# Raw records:
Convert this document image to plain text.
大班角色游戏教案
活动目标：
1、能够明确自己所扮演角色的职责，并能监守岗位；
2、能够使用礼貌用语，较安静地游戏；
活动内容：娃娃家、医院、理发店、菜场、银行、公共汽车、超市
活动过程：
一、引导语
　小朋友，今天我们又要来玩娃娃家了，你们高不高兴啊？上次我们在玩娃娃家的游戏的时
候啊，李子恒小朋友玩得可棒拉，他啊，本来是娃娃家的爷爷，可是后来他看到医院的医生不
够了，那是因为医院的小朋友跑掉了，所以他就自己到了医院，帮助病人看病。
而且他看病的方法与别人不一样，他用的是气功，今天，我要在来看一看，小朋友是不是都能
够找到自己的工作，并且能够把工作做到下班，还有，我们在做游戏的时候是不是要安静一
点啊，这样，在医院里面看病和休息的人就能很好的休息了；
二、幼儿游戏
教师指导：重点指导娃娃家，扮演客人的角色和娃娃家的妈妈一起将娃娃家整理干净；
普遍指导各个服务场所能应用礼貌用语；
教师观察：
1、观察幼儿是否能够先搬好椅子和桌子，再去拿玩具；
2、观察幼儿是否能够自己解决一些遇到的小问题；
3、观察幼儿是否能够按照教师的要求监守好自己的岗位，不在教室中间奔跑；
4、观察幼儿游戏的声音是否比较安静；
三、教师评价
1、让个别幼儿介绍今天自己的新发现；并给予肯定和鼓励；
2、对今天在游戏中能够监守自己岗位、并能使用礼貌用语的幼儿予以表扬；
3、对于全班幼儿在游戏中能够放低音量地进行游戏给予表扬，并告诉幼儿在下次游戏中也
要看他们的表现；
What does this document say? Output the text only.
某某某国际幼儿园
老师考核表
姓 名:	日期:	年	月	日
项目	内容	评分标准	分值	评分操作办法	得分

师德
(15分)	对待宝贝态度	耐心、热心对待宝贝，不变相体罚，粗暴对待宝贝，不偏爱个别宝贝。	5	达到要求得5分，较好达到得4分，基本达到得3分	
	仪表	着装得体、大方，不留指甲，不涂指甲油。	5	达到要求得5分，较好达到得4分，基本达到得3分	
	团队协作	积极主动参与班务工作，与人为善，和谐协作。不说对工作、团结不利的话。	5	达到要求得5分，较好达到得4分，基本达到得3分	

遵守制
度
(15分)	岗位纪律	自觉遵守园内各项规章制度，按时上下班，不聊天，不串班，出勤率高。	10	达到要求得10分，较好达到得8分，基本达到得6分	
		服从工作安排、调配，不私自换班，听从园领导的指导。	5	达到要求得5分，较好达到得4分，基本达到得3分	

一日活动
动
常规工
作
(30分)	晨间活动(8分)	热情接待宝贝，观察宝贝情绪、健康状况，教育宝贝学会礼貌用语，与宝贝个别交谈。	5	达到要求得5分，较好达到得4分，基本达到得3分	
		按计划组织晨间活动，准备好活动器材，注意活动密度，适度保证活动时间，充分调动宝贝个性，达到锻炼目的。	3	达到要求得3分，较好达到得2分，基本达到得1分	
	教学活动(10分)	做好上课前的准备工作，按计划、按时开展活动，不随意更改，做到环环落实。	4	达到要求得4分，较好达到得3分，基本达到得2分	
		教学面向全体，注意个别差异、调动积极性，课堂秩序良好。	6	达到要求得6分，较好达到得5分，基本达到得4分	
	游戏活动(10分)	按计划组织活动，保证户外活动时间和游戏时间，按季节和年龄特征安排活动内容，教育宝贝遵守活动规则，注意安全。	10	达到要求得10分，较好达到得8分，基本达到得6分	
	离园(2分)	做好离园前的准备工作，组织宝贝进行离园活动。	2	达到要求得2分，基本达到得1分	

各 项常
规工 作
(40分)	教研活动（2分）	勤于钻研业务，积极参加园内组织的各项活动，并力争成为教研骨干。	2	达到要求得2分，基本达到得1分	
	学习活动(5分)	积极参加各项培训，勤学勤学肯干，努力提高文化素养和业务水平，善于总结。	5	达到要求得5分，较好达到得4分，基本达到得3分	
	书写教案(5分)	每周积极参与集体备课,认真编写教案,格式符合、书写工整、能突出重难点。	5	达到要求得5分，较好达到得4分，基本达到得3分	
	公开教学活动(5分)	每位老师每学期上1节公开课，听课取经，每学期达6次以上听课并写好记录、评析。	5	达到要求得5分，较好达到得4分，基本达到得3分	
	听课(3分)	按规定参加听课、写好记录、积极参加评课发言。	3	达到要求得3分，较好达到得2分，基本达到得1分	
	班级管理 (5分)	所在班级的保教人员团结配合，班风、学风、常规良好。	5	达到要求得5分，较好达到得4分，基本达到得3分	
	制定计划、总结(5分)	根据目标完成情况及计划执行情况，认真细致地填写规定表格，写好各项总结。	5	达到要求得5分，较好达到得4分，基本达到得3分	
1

# EXERCISE DETAILS:
Every record above must be duplicated exactly.

# REPLY TO THE TASK:
Convert this document image to plain text.
大班角色游戏教案
活动目标：
1、能够明确自己所扮演角色的职责，并能监守岗位；
2、能够使用礼貌用语，较安静地游戏；
活动内容：娃娃家、医院、理发店、菜场、银行、公共汽车、超市
活动过程：
一、引导语
　小朋友，今天我们又要来玩娃娃家了，你们高不高兴啊？上次我们在玩娃娃家的游戏的时
候啊，李子恒小朋友玩得可棒拉，他啊，本来是娃娃家的爷爷，可是后来他看到医院的医生不
够了，那是因为医院的小朋友跑掉了，所以他就自己到了医院，帮助病人看病。
而且他看病的方法与别人不一样，他用的是气功，今天，我要在来看一看，小朋友是不是都能
够找到自己的工作，并且能够把工作做到下班，还有，我们在做游戏的时候是不是要安静一
点啊，这样，在医院里面看病和休息的人就能很好的休息了；
二、幼儿游戏
教师指导：重点指导娃娃家，扮演客人的角色和娃娃家的妈妈一起将娃娃家整理干净；
普遍指导各个服务场所能应用礼貌用语；
教师观察：
1、观察幼儿是否能够先搬好椅子和桌子，再去拿玩具；
2、观察幼儿是否能够自己解决一些遇到的小问题；
3、观察幼儿是否能够按照教师的要求监守好自己的岗位，不在教室中间奔跑；
4、观察幼儿游戏的声音是否比较安静；
三、教师评价
1、让个别幼儿介绍今天自己的新发现；并给予肯定和鼓励；
2、对今天在游戏中能够监守自己岗位、并能使用礼貌用语的幼儿予以表扬；
3、对于全班幼儿在游戏中能够放低音量地进行游戏给予表扬，并告诉幼儿在下次游戏中也
要看他们的表现；
What does this document say? Output the text only.
某某某国际幼儿园
老师考核表
姓 名:	日期:	年	月	日
项目	内容	评分标准	分值	评分操作办法	得分

师德
(15分)	对待宝贝态度	耐心、热心对待宝贝，不变相体罚，粗暴对待宝贝，不偏爱个别宝贝。	5	达到要求得5分，较好达到得4分，基本达到得3分	
	仪表	着装得体、大方，不留指甲，不涂指甲油。	5	达到要求得5分，较好达到得4分，基本达到得3分	
	团队协作	积极主动参与班务工作，与人为善，和谐协作。不说对工作、团结不利的话。	5	达到要求得5分，较好达到得4分，基本达到得3分	

遵守制
度
(15分)	岗位纪律	自觉遵守园内各项规章制度，按时上下班，不聊天，不串班，出勤率高。	10	达到要求得10分，较好达到得8分，基本达到得6分	
		服从工作安排、调配，不私自换班，听从园领导的指导。	5	达到要求得5分，较好达到得4分，基本达到得3分	

一日活动
动
常规工
作
(30分)	晨间活动(8分)	热情接待宝贝，观察宝贝情绪、健康状况，教育宝贝学会礼貌用语，与宝贝个别交谈。	5	达到要求得5分，较好达到得4分，基本达到得3分	
		按计划组织晨间活动，准备好活动器材，注意活动密度，适度保证活动时间，充分调动宝贝个性，达到锻炼目的。	3	达到要求得3分，较好达到得2分，基本达到得1分	
	教学活动(10分)	做好上课前的准备工作，按计划、按时开展活动，不随意更改，做到环环落实。	4	达到要求得4分，较好达到得3分，基本达到得2分	
		教学面向全体，注意个别差异、调动积极性，课堂秩序良好。	6	达到要求得6分，较好达到得5分，基本达到得4分	
	游戏活动(10分)	按计划组织活动，保证户外活动时间和游戏时间，按季节和年龄特征安排活动内容，教育宝贝遵守活动规则，注意安全。	10	达到要求得10分，较好达到得8分，基本达到得6分	
	离园(2分)	做好离园前的准备工作，组织宝贝进行离园活动。	2	达到要求得2分，基本达到得1分	

各 项常
规工 作
(40分)	教研活动（2分）	勤于钻研业务，积极参加园内组织的各项活动，并力争成为教研骨干。	2	达到要求得2分，基本达到得1分	
	学习活动(5分)	积极参加各项培训，勤学勤学肯干，努力提高文化素养和业务水平，善于总结。	5	达到要求得5分，较好达到得4分，基本达到得3分	
	书写教案(5分)	每周积极参与集体备课,认真编写教案,格式符合、书写工整、能突出重难点。	5	达到要求得5分，较好达到得4分，基本达到得3分	
	公开教学活动(5分)	每位老师每学期上1节公开课，听课取经，每学期达6次以上听课并写好记录、评析。	5	达到要求得5分，较好达到得4分，基本达到得3分	
	听课(3分)	按规定参加听课、写好记录、积极参加评课发言。	3	达到要求得3分，较好达到得2分，基本达到得1分	
	班级管理 (5分)	所在班级的保教人员团结配合，班风、学风、常规良好。	5	达到要求得5分，较好达到得4分，基本达到得3分	
	制定计划、总结(5分)	根据目标完成情况及计划执行情况，认真细致地填写规定表格，写好各项总结。	5	达到要求得5分，较好达到得4分，基本达到得3分	
1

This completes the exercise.